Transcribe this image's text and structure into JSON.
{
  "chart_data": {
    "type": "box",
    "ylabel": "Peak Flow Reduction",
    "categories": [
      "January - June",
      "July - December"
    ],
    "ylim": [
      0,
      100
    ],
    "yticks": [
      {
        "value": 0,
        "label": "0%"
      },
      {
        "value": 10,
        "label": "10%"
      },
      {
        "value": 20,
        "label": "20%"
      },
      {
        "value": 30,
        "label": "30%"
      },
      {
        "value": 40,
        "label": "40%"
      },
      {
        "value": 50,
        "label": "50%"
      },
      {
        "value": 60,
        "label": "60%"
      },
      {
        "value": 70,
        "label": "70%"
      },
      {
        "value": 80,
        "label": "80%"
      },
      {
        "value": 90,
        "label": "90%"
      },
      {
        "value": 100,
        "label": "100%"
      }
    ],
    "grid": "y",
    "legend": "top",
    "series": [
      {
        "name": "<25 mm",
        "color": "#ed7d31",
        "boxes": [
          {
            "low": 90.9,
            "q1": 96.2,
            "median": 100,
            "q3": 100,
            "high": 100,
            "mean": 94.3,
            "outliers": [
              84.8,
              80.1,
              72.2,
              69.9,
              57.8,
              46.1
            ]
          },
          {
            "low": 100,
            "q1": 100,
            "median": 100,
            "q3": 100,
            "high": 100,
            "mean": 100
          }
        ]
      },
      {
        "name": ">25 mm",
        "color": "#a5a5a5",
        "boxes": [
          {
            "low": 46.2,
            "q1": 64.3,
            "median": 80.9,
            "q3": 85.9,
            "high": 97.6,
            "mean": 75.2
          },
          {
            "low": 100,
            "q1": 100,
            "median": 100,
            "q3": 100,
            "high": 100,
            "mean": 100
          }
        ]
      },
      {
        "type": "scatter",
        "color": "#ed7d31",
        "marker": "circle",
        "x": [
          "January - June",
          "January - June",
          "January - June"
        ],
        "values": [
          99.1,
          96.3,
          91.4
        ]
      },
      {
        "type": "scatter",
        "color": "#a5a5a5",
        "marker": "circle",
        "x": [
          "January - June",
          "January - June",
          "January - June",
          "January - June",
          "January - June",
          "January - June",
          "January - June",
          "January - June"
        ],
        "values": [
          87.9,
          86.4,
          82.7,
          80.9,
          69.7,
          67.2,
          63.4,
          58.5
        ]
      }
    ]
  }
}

= WHAT YOU SHOULD DO =
Reproduce all data above, unchanged.

= RESPONSE FOR THIS EXERCISE =
Transcribe this image's text and structure into JSON.
{
  "chart_data": {
    "type": "box",
    "ylabel": "Peak Flow Reduction",
    "categories": [
      "January - June",
      "July - December"
    ],
    "ylim": [
      0,
      100
    ],
    "yticks": [
      {
        "value": 0,
        "label": "0%"
      },
      {
        "value": 10,
        "label": "10%"
      },
      {
        "value": 20,
        "label": "20%"
      },
      {
        "value": 30,
        "label": "30%"
      },
      {
        "value": 40,
        "label": "40%"
      },
      {
        "value": 50,
        "label": "50%"
      },
      {
        "value": 60,
        "label": "60%"
      },
      {
        "value": 70,
        "label": "70%"
      },
      {
        "value": 80,
        "label": "80%"
      },
      {
        "value": 90,
        "label": "90%"
      },
      {
        "value": 100,
        "label": "100%"
      }
    ],
    "grid": "y",
    "legend": "top",
    "series": [
      {
        "name": "<25 mm",
        "color": "#ed7d31",
        "boxes": [
          {
            "low": 90.9,
            "q1": 96.2,
            "median": 100,
            "q3": 100,
            "high": 100,
            "mean": 94.3,
            "outliers": [
              84.8,
              80.1,
              72.2,
              69.9,
              57.8,
              46.1
            ]
          },
          {
            "low": 100,
            "q1": 100,
            "median": 100,
            "q3": 100,
            "high": 100,
            "mean": 100
          }
        ]
      },
      {
        "name": ">25 mm",
        "color": "#a5a5a5",
        "boxes": [
          {
            "low": 46.2,
            "q1": 64.3,
            "median": 80.9,
            "q3": 85.9,
            "high": 97.6,
            "mean": 75.2
          },
          {
            "low": 100,
            "q1": 100,
            "median": 100,
            "q3": 100,
            "high": 100,
            "mean": 100
          }
        ]
      },
      {
        "type": "scatter",
        "color": "#ed7d31",
        "marker": "circle",
        "x": [
          "January - June",
          "January - June",
          "January - June"
        ],
        "values": [
          99.1,
          96.3,
          91.4
        ]
      },
      {
        "type": "scatter",
        "color": "#a5a5a5",
        "marker": "circle",
        "x": [
          "January - June",
          "January - June",
          "January - June",
          "January - June",
          "January - June",
          "January - June",
          "January - June",
          "January - June"
        ],
        "values": [
          87.9,
          86.4,
          82.7,
          80.9,
          69.7,
          67.2,
          63.4,
          58.5
        ]
      }
    ]
  }
}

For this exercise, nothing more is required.